WHAT THE EXERCISE ASKS
Extract, from the records beneath this instruction, each line that contains the word "وثلاثين".

───── RECORDS TO PROCESS

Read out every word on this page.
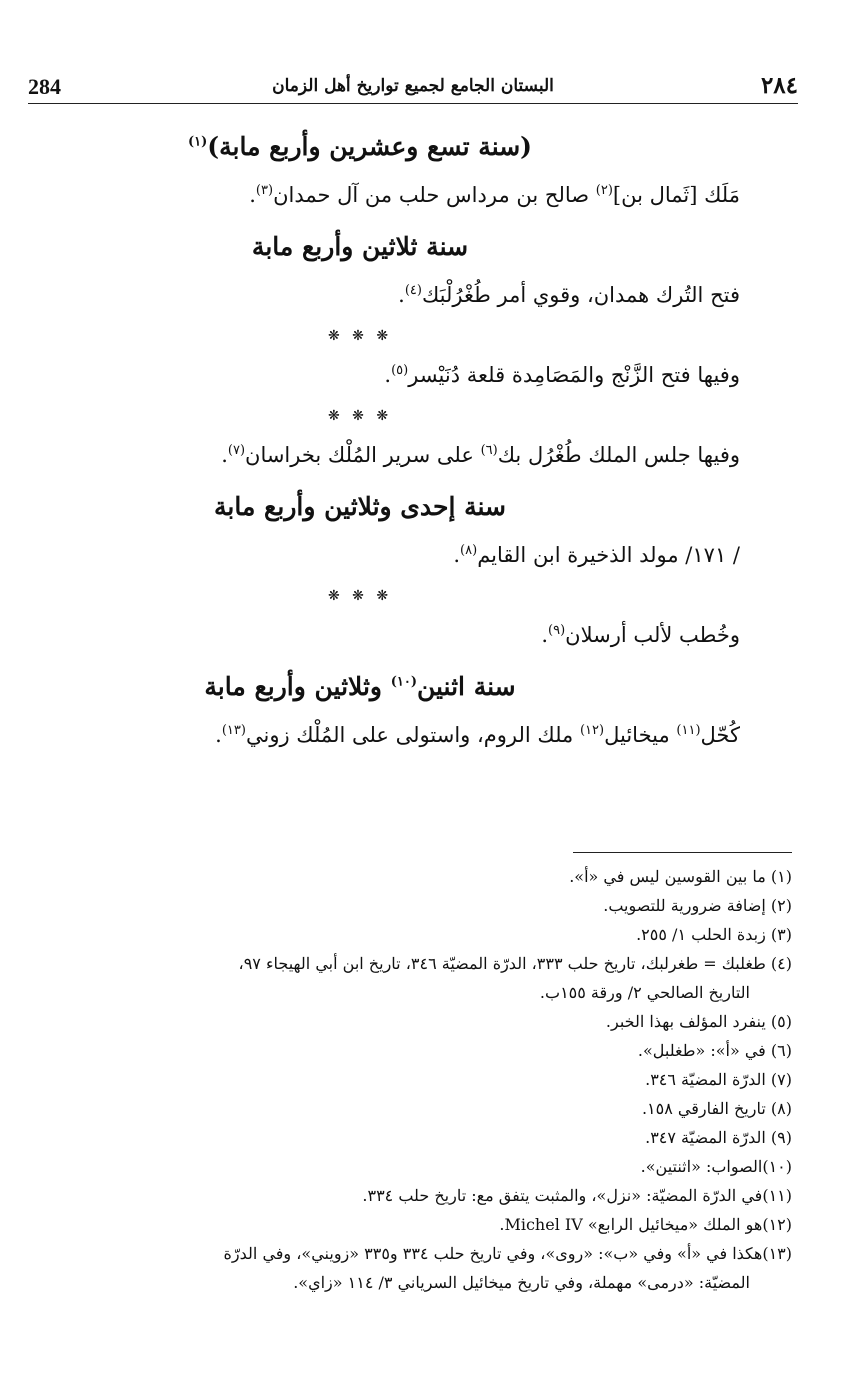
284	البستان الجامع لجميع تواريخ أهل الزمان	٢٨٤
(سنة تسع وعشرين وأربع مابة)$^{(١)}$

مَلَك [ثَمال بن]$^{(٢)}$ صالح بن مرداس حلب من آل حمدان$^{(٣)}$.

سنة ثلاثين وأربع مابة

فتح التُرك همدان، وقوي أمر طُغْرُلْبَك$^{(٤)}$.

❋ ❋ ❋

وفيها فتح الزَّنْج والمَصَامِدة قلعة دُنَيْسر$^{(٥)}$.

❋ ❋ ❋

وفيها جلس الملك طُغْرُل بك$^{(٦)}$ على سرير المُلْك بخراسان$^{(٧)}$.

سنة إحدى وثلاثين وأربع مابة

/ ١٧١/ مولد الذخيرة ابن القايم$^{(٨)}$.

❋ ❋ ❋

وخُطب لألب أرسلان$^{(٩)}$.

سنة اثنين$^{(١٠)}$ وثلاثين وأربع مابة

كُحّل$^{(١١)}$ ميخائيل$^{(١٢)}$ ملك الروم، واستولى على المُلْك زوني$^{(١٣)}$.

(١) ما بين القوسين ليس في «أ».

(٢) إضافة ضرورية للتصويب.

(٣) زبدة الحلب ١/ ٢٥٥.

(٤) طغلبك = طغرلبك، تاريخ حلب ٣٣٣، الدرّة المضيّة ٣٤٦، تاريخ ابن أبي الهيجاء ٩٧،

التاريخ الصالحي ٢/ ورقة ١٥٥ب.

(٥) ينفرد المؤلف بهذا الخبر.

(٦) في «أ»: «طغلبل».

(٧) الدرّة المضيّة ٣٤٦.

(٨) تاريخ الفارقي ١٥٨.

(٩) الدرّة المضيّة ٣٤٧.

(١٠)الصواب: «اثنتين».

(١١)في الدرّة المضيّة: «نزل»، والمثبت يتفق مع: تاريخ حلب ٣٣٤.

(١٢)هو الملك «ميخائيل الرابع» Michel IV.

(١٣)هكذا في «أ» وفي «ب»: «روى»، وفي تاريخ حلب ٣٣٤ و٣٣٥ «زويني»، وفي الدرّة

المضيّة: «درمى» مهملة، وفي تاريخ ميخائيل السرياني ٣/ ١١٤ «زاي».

──────────

RESULT OF THE TASK
سنة إحدى وثلاثين وأربع مابة
سنة اثنين$^{(١٠)}$ وثلاثين وأربع مابة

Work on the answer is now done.